# Instructions for the task:
Extract every line where the string "故答案为" appears.

# Given records:
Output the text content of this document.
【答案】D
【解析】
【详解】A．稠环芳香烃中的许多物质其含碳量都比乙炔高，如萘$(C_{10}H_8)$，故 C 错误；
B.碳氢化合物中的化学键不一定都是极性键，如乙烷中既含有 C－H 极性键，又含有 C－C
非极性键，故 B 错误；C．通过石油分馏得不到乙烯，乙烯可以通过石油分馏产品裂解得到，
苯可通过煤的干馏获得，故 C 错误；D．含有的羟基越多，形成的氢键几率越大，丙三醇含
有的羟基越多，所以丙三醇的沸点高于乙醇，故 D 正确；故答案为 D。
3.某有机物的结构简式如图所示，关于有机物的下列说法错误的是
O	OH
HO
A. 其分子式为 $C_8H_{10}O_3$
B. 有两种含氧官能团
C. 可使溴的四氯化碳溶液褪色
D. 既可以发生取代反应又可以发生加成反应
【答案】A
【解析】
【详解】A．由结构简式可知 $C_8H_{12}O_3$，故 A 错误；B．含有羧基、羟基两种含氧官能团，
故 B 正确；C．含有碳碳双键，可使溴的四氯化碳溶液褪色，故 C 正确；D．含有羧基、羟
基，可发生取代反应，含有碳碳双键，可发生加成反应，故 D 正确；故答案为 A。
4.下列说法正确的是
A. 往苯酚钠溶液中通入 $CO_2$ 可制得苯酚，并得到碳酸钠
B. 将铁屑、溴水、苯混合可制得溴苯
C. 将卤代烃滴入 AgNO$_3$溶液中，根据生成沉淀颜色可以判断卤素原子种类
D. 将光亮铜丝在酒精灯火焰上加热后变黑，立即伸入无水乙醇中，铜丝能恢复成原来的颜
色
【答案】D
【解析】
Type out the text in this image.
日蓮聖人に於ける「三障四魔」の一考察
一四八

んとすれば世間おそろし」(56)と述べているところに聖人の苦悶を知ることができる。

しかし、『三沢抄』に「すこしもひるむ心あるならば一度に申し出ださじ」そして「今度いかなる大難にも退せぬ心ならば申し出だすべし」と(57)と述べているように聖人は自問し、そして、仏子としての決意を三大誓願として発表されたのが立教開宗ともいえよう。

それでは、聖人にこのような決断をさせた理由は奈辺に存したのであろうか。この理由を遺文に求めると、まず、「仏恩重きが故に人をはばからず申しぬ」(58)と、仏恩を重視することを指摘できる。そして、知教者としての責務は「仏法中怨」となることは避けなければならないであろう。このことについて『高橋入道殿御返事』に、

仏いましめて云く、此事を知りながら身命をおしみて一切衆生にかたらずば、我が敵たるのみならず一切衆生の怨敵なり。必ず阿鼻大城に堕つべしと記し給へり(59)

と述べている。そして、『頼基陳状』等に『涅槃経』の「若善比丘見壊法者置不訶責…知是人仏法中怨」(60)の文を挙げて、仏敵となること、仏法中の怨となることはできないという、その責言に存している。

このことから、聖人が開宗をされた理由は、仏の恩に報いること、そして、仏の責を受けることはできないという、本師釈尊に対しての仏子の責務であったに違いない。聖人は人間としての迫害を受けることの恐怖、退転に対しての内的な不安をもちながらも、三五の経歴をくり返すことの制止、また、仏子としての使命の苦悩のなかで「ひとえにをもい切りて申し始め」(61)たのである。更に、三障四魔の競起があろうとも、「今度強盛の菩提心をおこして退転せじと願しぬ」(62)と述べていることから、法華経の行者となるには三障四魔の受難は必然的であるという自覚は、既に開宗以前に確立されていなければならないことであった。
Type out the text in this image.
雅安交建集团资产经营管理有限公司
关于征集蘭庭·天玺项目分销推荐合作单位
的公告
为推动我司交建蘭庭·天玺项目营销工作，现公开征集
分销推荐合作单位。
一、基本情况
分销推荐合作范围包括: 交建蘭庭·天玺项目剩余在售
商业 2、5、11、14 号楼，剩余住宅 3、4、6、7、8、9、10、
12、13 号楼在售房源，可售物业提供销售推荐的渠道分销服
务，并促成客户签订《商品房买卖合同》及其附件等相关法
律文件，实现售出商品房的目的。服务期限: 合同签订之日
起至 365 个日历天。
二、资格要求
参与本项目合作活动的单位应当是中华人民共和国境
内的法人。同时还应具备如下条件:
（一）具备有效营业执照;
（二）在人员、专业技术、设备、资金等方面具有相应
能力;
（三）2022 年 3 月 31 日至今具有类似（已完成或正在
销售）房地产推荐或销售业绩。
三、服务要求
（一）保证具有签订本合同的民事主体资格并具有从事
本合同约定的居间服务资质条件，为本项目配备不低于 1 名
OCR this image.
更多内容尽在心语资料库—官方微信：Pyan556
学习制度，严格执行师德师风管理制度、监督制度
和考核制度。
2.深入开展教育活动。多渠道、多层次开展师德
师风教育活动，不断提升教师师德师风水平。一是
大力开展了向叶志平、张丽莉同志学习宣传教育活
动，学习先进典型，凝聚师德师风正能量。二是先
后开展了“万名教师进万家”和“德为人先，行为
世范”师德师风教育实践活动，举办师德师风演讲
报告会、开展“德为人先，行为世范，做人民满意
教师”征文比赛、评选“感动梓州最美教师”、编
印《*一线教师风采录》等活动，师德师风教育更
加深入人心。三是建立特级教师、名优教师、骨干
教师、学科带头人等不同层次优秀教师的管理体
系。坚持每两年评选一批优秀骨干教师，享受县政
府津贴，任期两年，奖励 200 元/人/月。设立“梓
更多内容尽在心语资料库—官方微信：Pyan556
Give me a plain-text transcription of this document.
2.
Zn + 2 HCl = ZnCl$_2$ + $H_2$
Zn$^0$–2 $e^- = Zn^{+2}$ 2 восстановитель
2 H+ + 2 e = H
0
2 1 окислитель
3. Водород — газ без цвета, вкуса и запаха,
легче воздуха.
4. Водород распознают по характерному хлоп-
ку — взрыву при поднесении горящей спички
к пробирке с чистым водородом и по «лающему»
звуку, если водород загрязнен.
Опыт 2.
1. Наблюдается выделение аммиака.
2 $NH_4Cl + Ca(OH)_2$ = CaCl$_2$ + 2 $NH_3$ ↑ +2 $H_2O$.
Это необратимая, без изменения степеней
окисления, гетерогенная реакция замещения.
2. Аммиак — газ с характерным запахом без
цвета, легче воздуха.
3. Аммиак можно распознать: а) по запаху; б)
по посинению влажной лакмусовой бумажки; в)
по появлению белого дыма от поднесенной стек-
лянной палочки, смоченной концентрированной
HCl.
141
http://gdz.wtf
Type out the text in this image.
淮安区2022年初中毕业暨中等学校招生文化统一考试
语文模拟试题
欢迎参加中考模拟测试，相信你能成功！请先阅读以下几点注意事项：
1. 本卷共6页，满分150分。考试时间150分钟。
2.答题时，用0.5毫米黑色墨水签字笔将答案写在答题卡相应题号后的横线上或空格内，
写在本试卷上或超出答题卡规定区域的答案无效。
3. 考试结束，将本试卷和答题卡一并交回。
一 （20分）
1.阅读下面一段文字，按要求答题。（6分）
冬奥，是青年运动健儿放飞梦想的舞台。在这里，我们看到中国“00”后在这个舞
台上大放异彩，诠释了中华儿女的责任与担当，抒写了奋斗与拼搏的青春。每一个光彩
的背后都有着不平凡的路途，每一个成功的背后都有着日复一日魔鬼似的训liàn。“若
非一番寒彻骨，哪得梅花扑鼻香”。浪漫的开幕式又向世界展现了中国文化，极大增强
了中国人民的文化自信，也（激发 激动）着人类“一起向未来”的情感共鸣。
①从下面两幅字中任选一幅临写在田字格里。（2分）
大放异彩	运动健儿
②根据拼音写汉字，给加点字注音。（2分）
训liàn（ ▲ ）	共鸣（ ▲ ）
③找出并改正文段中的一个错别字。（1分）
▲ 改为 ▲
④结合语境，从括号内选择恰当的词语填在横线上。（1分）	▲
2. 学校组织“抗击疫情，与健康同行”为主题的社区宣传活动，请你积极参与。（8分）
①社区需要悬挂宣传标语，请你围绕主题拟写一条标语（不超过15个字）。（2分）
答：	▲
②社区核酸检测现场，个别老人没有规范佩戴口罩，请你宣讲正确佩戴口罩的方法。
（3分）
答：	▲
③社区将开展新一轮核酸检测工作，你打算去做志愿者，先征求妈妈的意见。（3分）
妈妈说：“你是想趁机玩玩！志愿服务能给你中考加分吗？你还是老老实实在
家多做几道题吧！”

# Reply:
有的羟基越多，所以丙三醇的沸点高于乙醇，故 D 正确；故答案为 D。
基，可发生取代反应，含有碳碳双键，可发生加成反应，故 D 正确；故答案为 A。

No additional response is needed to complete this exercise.